PROVIDED RECORDS:
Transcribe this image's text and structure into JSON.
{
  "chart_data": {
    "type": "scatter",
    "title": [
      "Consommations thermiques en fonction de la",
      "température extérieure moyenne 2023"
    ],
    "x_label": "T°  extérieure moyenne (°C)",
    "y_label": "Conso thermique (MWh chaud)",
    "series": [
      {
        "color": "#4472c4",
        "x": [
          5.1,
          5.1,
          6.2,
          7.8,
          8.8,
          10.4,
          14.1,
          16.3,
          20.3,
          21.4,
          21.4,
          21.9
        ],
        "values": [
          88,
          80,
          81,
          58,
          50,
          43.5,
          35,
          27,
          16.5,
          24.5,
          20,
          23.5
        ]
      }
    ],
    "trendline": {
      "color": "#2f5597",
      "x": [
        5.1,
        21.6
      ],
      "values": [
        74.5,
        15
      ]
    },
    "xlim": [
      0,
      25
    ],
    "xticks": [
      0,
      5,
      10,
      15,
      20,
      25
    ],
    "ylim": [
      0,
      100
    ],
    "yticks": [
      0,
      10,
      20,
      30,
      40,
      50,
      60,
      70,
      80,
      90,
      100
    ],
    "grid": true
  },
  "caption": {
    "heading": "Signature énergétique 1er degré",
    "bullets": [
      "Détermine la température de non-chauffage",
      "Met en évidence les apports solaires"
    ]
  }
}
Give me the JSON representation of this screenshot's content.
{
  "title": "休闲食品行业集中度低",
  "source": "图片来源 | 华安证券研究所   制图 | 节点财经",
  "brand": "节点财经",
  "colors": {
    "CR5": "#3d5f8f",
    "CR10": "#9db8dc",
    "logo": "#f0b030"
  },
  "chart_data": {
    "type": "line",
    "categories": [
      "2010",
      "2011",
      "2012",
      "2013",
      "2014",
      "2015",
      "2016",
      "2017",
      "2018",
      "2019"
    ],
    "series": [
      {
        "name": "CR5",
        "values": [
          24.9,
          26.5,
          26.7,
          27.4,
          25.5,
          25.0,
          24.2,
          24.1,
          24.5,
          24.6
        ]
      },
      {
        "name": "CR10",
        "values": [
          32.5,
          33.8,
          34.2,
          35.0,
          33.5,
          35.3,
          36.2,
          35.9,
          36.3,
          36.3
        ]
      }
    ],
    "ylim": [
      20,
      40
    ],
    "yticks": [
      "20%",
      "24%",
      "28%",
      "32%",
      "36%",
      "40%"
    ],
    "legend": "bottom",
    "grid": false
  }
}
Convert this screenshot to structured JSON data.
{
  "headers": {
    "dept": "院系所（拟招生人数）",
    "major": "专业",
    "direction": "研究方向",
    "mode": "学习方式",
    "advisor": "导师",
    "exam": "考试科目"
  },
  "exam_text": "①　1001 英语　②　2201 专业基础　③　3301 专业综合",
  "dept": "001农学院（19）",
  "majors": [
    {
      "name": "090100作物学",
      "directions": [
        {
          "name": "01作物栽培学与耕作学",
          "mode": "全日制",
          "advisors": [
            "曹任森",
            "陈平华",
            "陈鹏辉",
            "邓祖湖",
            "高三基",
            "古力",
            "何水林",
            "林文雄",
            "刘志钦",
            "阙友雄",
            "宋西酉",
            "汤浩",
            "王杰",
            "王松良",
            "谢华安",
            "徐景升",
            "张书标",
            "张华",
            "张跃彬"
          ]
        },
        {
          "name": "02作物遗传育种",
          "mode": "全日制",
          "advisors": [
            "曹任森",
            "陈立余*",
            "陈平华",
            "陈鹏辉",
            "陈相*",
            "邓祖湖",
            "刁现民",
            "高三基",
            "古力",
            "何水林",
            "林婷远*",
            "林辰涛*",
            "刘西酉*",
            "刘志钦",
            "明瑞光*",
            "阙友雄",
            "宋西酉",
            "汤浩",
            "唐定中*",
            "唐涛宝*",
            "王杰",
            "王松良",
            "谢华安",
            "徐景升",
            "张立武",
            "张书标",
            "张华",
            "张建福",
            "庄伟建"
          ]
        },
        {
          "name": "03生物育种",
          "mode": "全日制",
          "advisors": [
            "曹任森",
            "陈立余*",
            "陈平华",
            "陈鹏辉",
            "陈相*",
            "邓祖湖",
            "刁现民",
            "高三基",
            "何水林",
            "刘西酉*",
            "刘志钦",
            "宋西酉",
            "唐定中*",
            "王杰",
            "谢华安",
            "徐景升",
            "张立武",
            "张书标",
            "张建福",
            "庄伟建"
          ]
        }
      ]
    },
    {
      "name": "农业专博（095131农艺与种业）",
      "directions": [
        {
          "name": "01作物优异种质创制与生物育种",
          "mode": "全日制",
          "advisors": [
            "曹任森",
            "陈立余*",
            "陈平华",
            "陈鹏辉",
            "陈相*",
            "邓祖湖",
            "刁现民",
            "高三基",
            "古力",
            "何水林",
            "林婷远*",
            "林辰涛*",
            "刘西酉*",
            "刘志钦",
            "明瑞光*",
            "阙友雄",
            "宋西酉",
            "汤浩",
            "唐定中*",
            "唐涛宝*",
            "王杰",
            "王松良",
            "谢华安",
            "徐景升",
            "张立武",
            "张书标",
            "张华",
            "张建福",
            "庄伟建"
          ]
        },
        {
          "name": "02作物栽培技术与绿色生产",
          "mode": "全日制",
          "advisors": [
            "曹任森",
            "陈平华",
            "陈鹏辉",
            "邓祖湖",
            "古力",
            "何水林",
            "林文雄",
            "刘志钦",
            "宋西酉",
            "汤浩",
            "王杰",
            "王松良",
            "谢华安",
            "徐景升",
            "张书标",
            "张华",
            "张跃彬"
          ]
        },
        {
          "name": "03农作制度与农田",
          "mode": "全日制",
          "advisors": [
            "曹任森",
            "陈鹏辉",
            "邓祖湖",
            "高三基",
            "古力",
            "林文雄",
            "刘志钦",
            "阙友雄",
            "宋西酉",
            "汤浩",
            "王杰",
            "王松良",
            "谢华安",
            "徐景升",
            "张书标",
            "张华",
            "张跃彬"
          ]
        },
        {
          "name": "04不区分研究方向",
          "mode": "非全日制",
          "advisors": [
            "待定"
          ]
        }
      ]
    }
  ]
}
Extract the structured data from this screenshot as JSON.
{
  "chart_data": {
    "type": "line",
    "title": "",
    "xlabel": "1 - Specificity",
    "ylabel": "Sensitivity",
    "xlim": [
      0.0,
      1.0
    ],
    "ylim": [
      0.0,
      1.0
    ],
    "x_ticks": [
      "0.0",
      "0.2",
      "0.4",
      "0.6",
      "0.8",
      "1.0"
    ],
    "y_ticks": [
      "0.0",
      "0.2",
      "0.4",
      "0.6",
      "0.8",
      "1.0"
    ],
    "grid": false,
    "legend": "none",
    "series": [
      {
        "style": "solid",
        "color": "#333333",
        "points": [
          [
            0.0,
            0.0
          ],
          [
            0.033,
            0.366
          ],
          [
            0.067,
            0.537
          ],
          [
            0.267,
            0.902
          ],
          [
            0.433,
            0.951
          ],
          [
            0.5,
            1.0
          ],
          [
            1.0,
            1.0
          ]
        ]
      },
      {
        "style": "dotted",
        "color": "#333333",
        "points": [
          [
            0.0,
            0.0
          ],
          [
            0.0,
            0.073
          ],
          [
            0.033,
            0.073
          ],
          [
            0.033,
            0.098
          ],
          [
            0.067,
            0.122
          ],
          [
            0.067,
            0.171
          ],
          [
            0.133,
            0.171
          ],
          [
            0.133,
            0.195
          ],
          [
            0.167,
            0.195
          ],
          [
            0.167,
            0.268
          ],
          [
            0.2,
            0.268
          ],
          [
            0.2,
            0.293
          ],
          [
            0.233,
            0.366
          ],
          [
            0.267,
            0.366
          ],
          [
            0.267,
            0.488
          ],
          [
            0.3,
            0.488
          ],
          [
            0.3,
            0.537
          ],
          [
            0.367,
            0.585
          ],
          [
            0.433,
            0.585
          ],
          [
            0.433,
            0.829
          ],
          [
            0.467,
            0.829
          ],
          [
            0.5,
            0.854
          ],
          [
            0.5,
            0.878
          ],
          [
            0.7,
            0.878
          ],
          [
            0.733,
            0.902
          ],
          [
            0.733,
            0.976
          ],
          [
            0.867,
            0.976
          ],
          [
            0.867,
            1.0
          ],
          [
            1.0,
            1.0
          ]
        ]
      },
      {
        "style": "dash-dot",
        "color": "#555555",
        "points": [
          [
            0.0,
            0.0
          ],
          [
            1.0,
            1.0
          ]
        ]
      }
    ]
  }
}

EXERCISE:
Count how many lines above contain the word "moyenne". Reply with the number alone.

COMPLETED EXERCISE:
2